_DATASET RECORDS_

^^^^

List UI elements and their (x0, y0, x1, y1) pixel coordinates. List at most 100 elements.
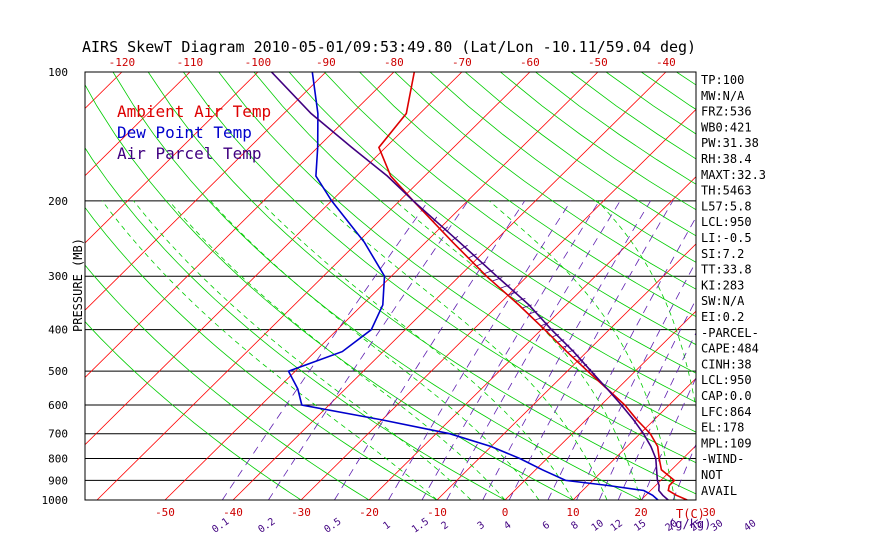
isotherm--50 (164, 72, 599, 500)
mixing-ratio-tick: 4 (502, 520, 513, 532)
series-layer (270, 72, 688, 500)
dry-adiabat--20 (85, 264, 370, 500)
mixing-ratio-line-12 (641, 376, 696, 500)
mixing-ratio-tick: 0.5 (322, 516, 343, 535)
top-temp-tick: -40 (656, 56, 676, 69)
mixing-ratio-tick: 2 (440, 520, 451, 532)
top-temp-tick: -110 (177, 56, 204, 69)
moist-adiabat-10 (259, 200, 574, 500)
mixing-ratio-tick: 12 (609, 518, 625, 534)
index-item: TH:5463 (701, 184, 752, 198)
index-item: -PARCEL- (701, 326, 759, 340)
bottom-temp-tick: 20 (634, 506, 647, 519)
pressure-tick-500: 500 (48, 365, 68, 378)
index-item: RH:38.4 (701, 152, 752, 166)
legend-ambient: Ambient Air Temp (117, 102, 271, 121)
pressure-tick-200: 200 (48, 195, 68, 208)
isotherm-0 (504, 310, 696, 500)
index-item: CINH:38 (701, 357, 752, 371)
bottom-temp-tick: -50 (155, 506, 175, 519)
dry-adiabat-10 (85, 84, 574, 500)
isotherm--20 (368, 176, 696, 500)
mixing-ratio-tick: 10 (590, 518, 606, 534)
cape-hatch (491, 277, 503, 282)
bottom-temp-tick: 30 (702, 506, 715, 519)
chart-title: AIRS SkewT Diagram 2010-05-01/09:53:49.8… (82, 38, 696, 56)
isotherm--130 (0, 72, 54, 500)
top-temp-tick: -70 (452, 56, 472, 69)
top-temp-tick: -80 (384, 56, 404, 69)
index-item: LFC:864 (701, 405, 752, 419)
index-item: MW:N/A (701, 89, 745, 103)
top-temp-tick: -50 (588, 56, 608, 69)
moist-adiabat-5 (210, 200, 540, 500)
isotherm--60 (96, 72, 531, 500)
index-item: CAPE:484 (701, 342, 759, 356)
bottom-temp-tick: -30 (291, 506, 311, 519)
moist-adiabat-30 (597, 200, 696, 411)
pressure-tick-700: 700 (48, 428, 68, 441)
isotherm--80 (85, 72, 395, 378)
moist-adiabat-20 (394, 200, 642, 500)
legend: Ambient Air Temp Dew Point Temp Air Parc… (117, 102, 271, 163)
index-item: EL:178 (701, 421, 744, 435)
index-item: AVAIL (701, 484, 737, 498)
pressure-tick-900: 900 (48, 474, 68, 487)
mixing-ratio-line-7 (508, 200, 674, 500)
bottom-temp-tick: 10 (566, 506, 579, 519)
isotherm--70 (85, 72, 463, 446)
cape-hatch (459, 244, 468, 250)
index-item: L57:5.8 (701, 199, 752, 213)
bottom-temp-tick: -20 (359, 506, 379, 519)
grid-layer (0, 72, 870, 500)
mixing-ratio-tick: 30 (709, 518, 725, 534)
dry-adiabat-70 (288, 72, 696, 374)
index-item: -WIND- (701, 452, 744, 466)
cape-hatch (507, 291, 519, 296)
index-item: CAP:0.0 (701, 389, 752, 403)
bottom-temp-tick: 0 (502, 506, 509, 519)
top-temp-tick: -100 (245, 56, 272, 69)
moist-adiabat-25 (488, 200, 676, 500)
mixing-ratio-tick: 3 (476, 520, 487, 532)
top-temp-tick: -120 (109, 56, 136, 69)
index-item: MAXT:32.3 (701, 168, 766, 182)
cape-hatch (499, 284, 511, 289)
mixing-ratio-line-8 (547, 216, 696, 500)
moist-adiabat-0 (168, 200, 506, 500)
pressure-tick-600: 600 (48, 399, 68, 412)
dry-adiabat-220 (817, 72, 870, 500)
dry-adiabat-20 (112, 72, 642, 500)
pressure-axis: 100 200 300 400 500 600 700 800 900 1000 (42, 66, 69, 507)
dry-adiabat-40 (183, 72, 696, 464)
index-item: NOT (701, 468, 723, 482)
mixing-ratio-line-11 (617, 332, 696, 500)
cape-hatch (515, 297, 526, 303)
mixing-ratio-line-16 (752, 201, 870, 500)
legend-parcel: Air Parcel Temp (117, 144, 262, 163)
mixing-ratio-tick: 0.2 (256, 516, 277, 535)
top-temp-tick: -60 (520, 56, 540, 69)
mixing-ratio-line-5 (446, 200, 621, 500)
mixing-ratio-unit: (g/kg) (668, 517, 711, 531)
dry-adiabat-120 (464, 72, 696, 237)
cape-hatch (546, 328, 554, 332)
dry-adiabat--10 (85, 206, 438, 500)
dry-adiabat-0 (85, 147, 506, 500)
isotherm--100 (85, 72, 259, 244)
cape-hatch (476, 261, 486, 267)
mixing-ratio-tick: 1.5 (410, 516, 431, 535)
pressure-tick-300: 300 (48, 270, 68, 283)
mixing-ratio-tick: 1 (381, 520, 392, 532)
cape-hatch (468, 253, 477, 259)
plot-frame (84, 71, 697, 501)
isotherm-50 (845, 72, 870, 500)
isotherm--40 (232, 72, 667, 500)
index-item: FRZ:536 (701, 105, 752, 119)
isotherm--10 (436, 243, 696, 500)
index-item: LCL:950 (701, 373, 752, 387)
index-item: LI:-0.5 (701, 231, 752, 245)
dry-adiabat-230 (853, 72, 870, 500)
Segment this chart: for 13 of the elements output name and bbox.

^^^^

_EXERCISE PROMPT_
Can you give the items above again with every "index-item" switched to "stat-label", keeping everything else unchanged and leaving out the pictures?

_WRITTEN SOLUTION_
List UI elements and their (x0, y0, x1, y1) pixel coordinates. List at most 100 elements.
isotherm--50 (164, 72, 599, 500)
mixing-ratio-tick: 4 (502, 520, 513, 532)
series-layer (270, 72, 688, 500)
dry-adiabat--20 (85, 264, 370, 500)
mixing-ratio-line-12 (641, 376, 696, 500)
mixing-ratio-tick: 0.5 (322, 516, 343, 535)
top-temp-tick: -40 (656, 56, 676, 69)
mixing-ratio-tick: 2 (440, 520, 451, 532)
top-temp-tick: -110 (177, 56, 204, 69)
moist-adiabat-10 (259, 200, 574, 500)
mixing-ratio-tick: 12 (609, 518, 625, 534)
stat-label: TH:5463 (701, 184, 752, 198)
stat-label: -PARCEL- (701, 326, 759, 340)
bottom-temp-tick: 20 (634, 506, 647, 519)
pressure-tick-500: 500 (48, 365, 68, 378)
stat-label: RH:38.4 (701, 152, 752, 166)
legend-ambient: Ambient Air Temp (117, 102, 271, 121)
pressure-tick-200: 200 (48, 195, 68, 208)
isotherm-0 (504, 310, 696, 500)
stat-label: CINH:38 (701, 357, 752, 371)
bottom-temp-tick: -50 (155, 506, 175, 519)
dry-adiabat-10 (85, 84, 574, 500)
isotherm--20 (368, 176, 696, 500)
mixing-ratio-tick: 10 (590, 518, 606, 534)
cape-hatch (491, 277, 503, 282)
bottom-temp-tick: 30 (702, 506, 715, 519)
chart-title: AIRS SkewT Diagram 2010-05-01/09:53:49.8… (82, 38, 696, 56)
isotherm--130 (0, 72, 54, 500)
top-temp-tick: -70 (452, 56, 472, 69)
top-temp-tick: -80 (384, 56, 404, 69)
stat-label: LFC:864 (701, 405, 752, 419)
stat-label: MW:N/A (701, 89, 745, 103)
top-temp-tick: -50 (588, 56, 608, 69)
moist-adiabat-5 (210, 200, 540, 500)
isotherm--60 (96, 72, 531, 500)
stat-label: CAPE:484 (701, 342, 759, 356)
bottom-temp-tick: -30 (291, 506, 311, 519)
moist-adiabat-30 (597, 200, 696, 411)
pressure-tick-700: 700 (48, 428, 68, 441)
isotherm--80 (85, 72, 395, 378)
moist-adiabat-20 (394, 200, 642, 500)
legend: Ambient Air Temp Dew Point Temp Air Parc… (117, 102, 271, 163)
stat-label: EL:178 (701, 421, 744, 435)
stat-label: AVAIL (701, 484, 737, 498)
pressure-tick-900: 900 (48, 474, 68, 487)
mixing-ratio-line-7 (508, 200, 674, 500)
bottom-temp-tick: 10 (566, 506, 579, 519)
isotherm--70 (85, 72, 463, 446)
cape-hatch (459, 244, 468, 250)
stat-label: L57:5.8 (701, 199, 752, 213)
bottom-temp-tick: -20 (359, 506, 379, 519)
grid-layer (0, 72, 870, 500)
mixing-ratio-tick: 30 (709, 518, 725, 534)
dry-adiabat-70 (288, 72, 696, 374)
stat-label: -WIND- (701, 452, 744, 466)
cape-hatch (507, 291, 519, 296)
stat-label: CAP:0.0 (701, 389, 752, 403)
bottom-temp-tick: 0 (502, 506, 509, 519)
top-temp-tick: -100 (245, 56, 272, 69)
moist-adiabat-25 (488, 200, 676, 500)
mixing-ratio-tick: 3 (476, 520, 487, 532)
top-temp-tick: -120 (109, 56, 136, 69)
stat-label: MAXT:32.3 (701, 168, 766, 182)
cape-hatch (499, 284, 511, 289)
mixing-ratio-line-8 (547, 216, 696, 500)
moist-adiabat-0 (168, 200, 506, 500)
pressure-tick-600: 600 (48, 399, 68, 412)
dry-adiabat-220 (817, 72, 870, 500)
dry-adiabat-20 (112, 72, 642, 500)
pressure-axis: 100 200 300 400 500 600 700 800 900 1000 (42, 66, 69, 507)
dry-adiabat-40 (183, 72, 696, 464)
stat-label: NOT (701, 468, 723, 482)
mixing-ratio-line-11 (617, 332, 696, 500)
cape-hatch (515, 297, 526, 303)
mixing-ratio-line-16 (752, 201, 870, 500)
legend-parcel: Air Parcel Temp (117, 144, 262, 163)
mixing-ratio-tick: 0.2 (256, 516, 277, 535)
top-temp-tick: -60 (520, 56, 540, 69)
mixing-ratio-line-5 (446, 200, 621, 500)
mixing-ratio-unit: (g/kg) (668, 517, 711, 531)
dry-adiabat-120 (464, 72, 696, 237)
cape-hatch (546, 328, 554, 332)
dry-adiabat--10 (85, 206, 438, 500)
dry-adiabat-0 (85, 147, 506, 500)
isotherm--100 (85, 72, 259, 244)
cape-hatch (476, 261, 486, 267)
mixing-ratio-tick: 1.5 (410, 516, 431, 535)
pressure-tick-300: 300 (48, 270, 68, 283)
mixing-ratio-tick: 1 (381, 520, 392, 532)
cape-hatch (468, 253, 477, 259)
plot-frame (84, 71, 697, 501)
isotherm-50 (845, 72, 870, 500)
isotherm--40 (232, 72, 667, 500)
stat-label: FRZ:536 (701, 105, 752, 119)
isotherm--10 (436, 243, 696, 500)
stat-label: LCL:950 (701, 373, 752, 387)
stat-label: LI:-0.5 (701, 231, 752, 245)
dry-adiabat-230 (853, 72, 870, 500)
Segment this chart: for 13 of the elements output name and bbox.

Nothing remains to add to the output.